--- Begin INPUT ---

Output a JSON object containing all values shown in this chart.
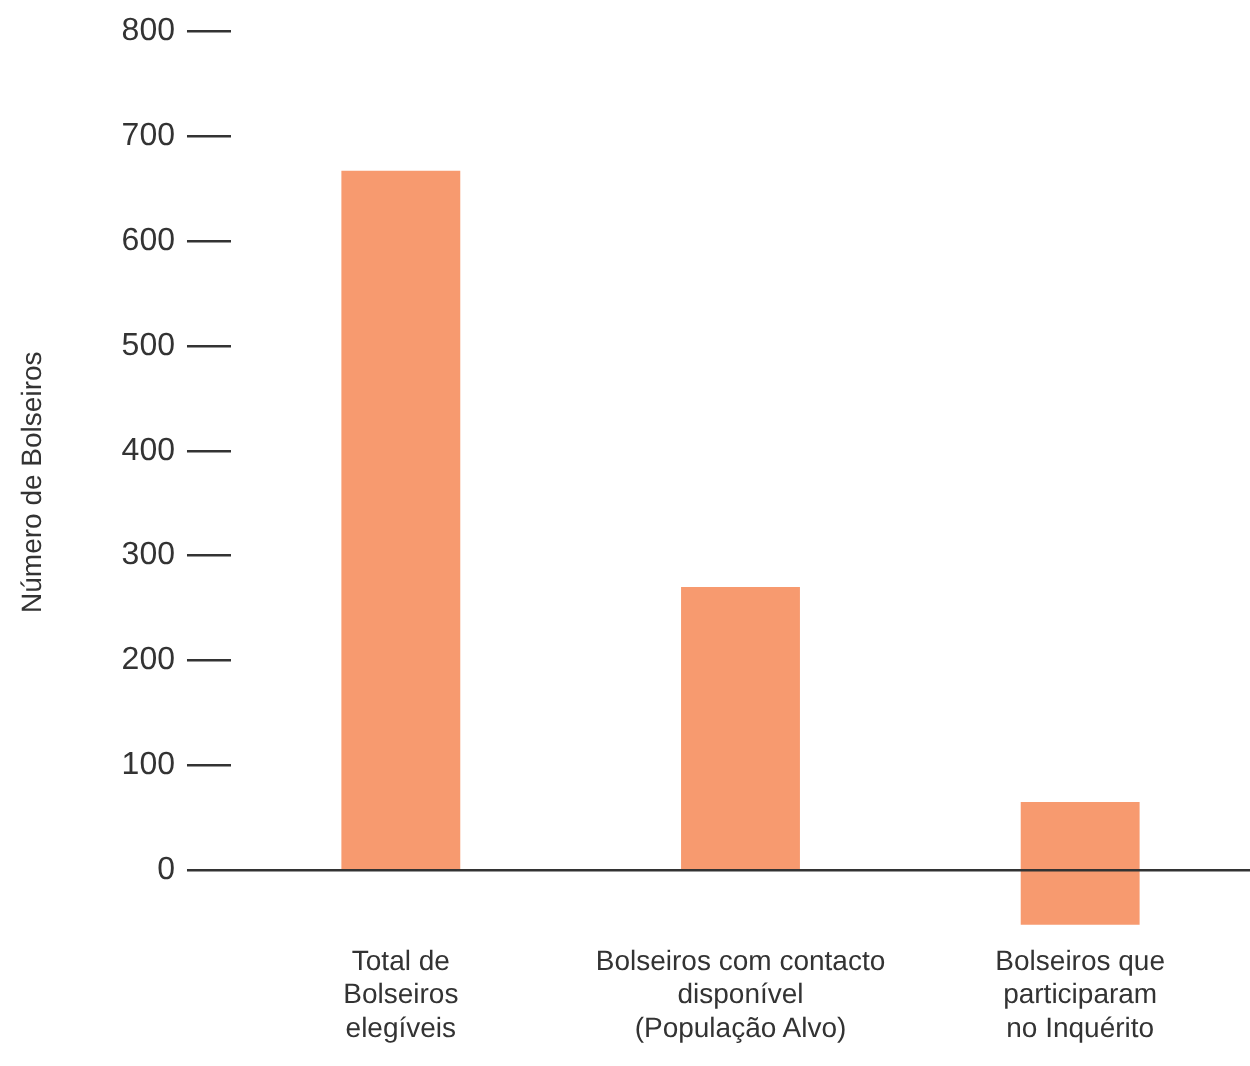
{
  "chart_data": {
    "type": "bar",
    "ylabel": "Número de Bolseiros",
    "categories": [
      "Total de\nBolseiros\nelegíveis",
      "Bolseiros com contacto\ndisponível\n(População Alvo)",
      "Bolseiros que\nparticiparam\nno Inquérito"
    ],
    "values": [
      667,
      270,
      117
    ],
    "base": [
      0,
      0,
      -52
    ],
    "color": "#f79a6f",
    "ylim": [
      -60,
      800
    ],
    "yticks": [
      0,
      100,
      200,
      300,
      400,
      500,
      600,
      700,
      800
    ],
    "legend": false
  }
}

--- End INPUT ---

### REQUIRED WORK:
Reproduce the entries above without change, omitting all pictures.

### FINAL RESULT:
Output a JSON object containing all values shown in this chart.
{
  "chart_data": {
    "type": "bar",
    "ylabel": "Número de Bolseiros",
    "categories": [
      "Total de\nBolseiros\nelegíveis",
      "Bolseiros com contacto\ndisponível\n(População Alvo)",
      "Bolseiros que\nparticiparam\nno Inquérito"
    ],
    "values": [
      667,
      270,
      117
    ],
    "base": [
      0,
      0,
      -52
    ],
    "color": "#f79a6f",
    "ylim": [
      -60,
      800
    ],
    "yticks": [
      0,
      100,
      200,
      300,
      400,
      500,
      600,
      700,
      800
    ],
    "legend": false
  }
}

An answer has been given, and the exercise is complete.